WHAT THE TASK ASKS: Wherever the word "recommended" appears in a line below, that line counts; report the total number of such lines only.

DATA SHOWN:

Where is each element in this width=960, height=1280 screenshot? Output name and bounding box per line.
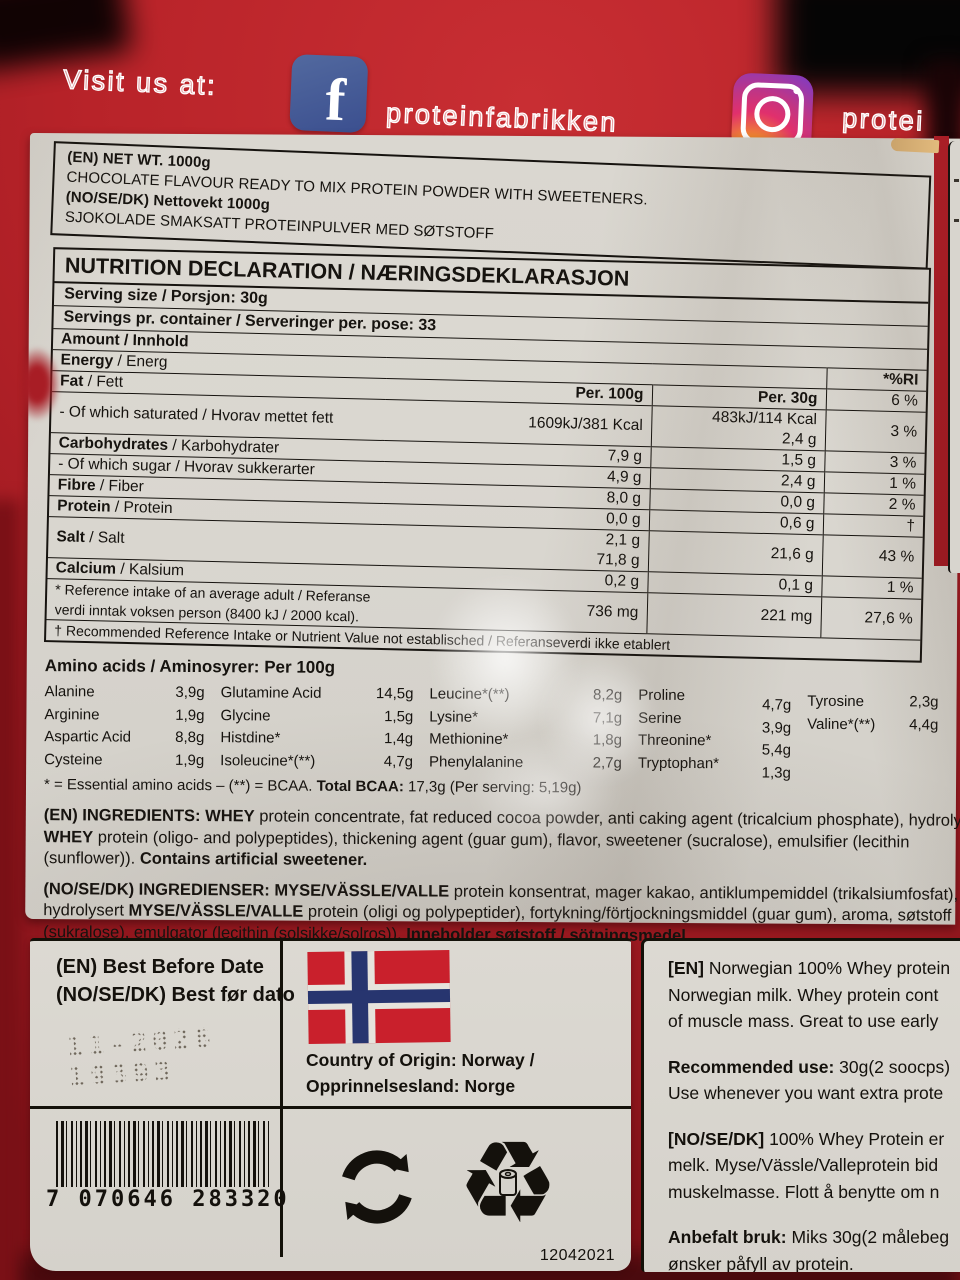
paper-roll-icon	[499, 1169, 517, 1196]
print-code: 12042021	[539, 1247, 615, 1264]
red-wrinkle-glare	[22, 336, 72, 432]
description-no-line: [NO/SE/DK] 100% Whey Protein er	[668, 1128, 945, 1149]
label-corner-curl	[890, 137, 940, 154]
green-dot-recycling-icon	[340, 1150, 414, 1224]
recommended-use-line: Recommended use: 30g(2 soocps)	[668, 1056, 951, 1077]
description-en-line: [EN] Norwegian 100% Whey protein	[668, 958, 951, 978]
barcode	[56, 1121, 272, 1187]
facebook-handle: proteinfabrikken	[385, 97, 619, 138]
anbefalt-bruk-line: ønsker påfyll av protein.	[668, 1253, 854, 1273]
best-before-heading: (EN) Best Before Date (NO/SE/DK) Best fø…	[56, 956, 295, 1006]
description-no-line: muskelmasse. Flott å benytte om n	[668, 1181, 940, 1202]
nutrition-label: (EN) NET WT. 1000g CHOCOLATE FLAVOUR REA…	[25, 133, 960, 945]
barcode-digits: 7 070646 283320	[46, 1187, 290, 1212]
facebook-icon: f	[289, 53, 369, 133]
anbefalt-bruk-line: Anbefalt bruk: Miks 30g(2 målebeg	[668, 1227, 950, 1247]
bag-gap-strip	[934, 136, 949, 566]
visit-us-label: Visit us at:	[62, 64, 218, 102]
nutrition-table: Amount / Innhold Energy / Energ *%RI Fat…	[46, 329, 927, 661]
nutrition-declaration-box: NUTRITION DECLARATION / NÆRINGSDEKLARASJ…	[43, 247, 932, 663]
photo-dark-edge	[0, 500, 20, 1280]
amino-acids-section: Amino acids / Aminosyrer: Per 100g Alani…	[44, 656, 955, 799]
panel-divider-horizontal	[30, 1106, 631, 1109]
description-panel: [EN] Norwegian 100% Whey protein Norwegi…	[641, 938, 960, 1272]
facebook-f-glyph: f	[324, 66, 347, 134]
recommended-use-line: Use whenever you want extra prote	[668, 1083, 944, 1103]
ingredients-en: (EN) INGREDIENTS: WHEY protein concentra…	[43, 806, 960, 870]
adjacent-panel-edge	[948, 141, 960, 573]
description-en-line: Norwegian milk. Whey protein cont	[668, 984, 939, 1005]
country-of-origin: Country of Origin: Norway / Opprinnelses…	[306, 1050, 535, 1096]
norway-flag	[307, 950, 451, 1044]
description-no-line: melk. Myse/Vässle/Valleprotein bid	[668, 1155, 939, 1175]
best-before-barcode-panel: (EN) Best Before Date (NO/SE/DK) Best fø…	[30, 938, 631, 1271]
instagram-handle: protei	[841, 102, 926, 137]
panel-divider-vertical	[280, 941, 283, 1257]
best-before-date-stamp: 11-2026 19393	[66, 1022, 217, 1094]
description-en-line: of muscle mass. Great to use early	[668, 1011, 939, 1031]
recycling-triangle-icon: ♻	[440, 1126, 576, 1247]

RESPONSE TO THIS TASK: 2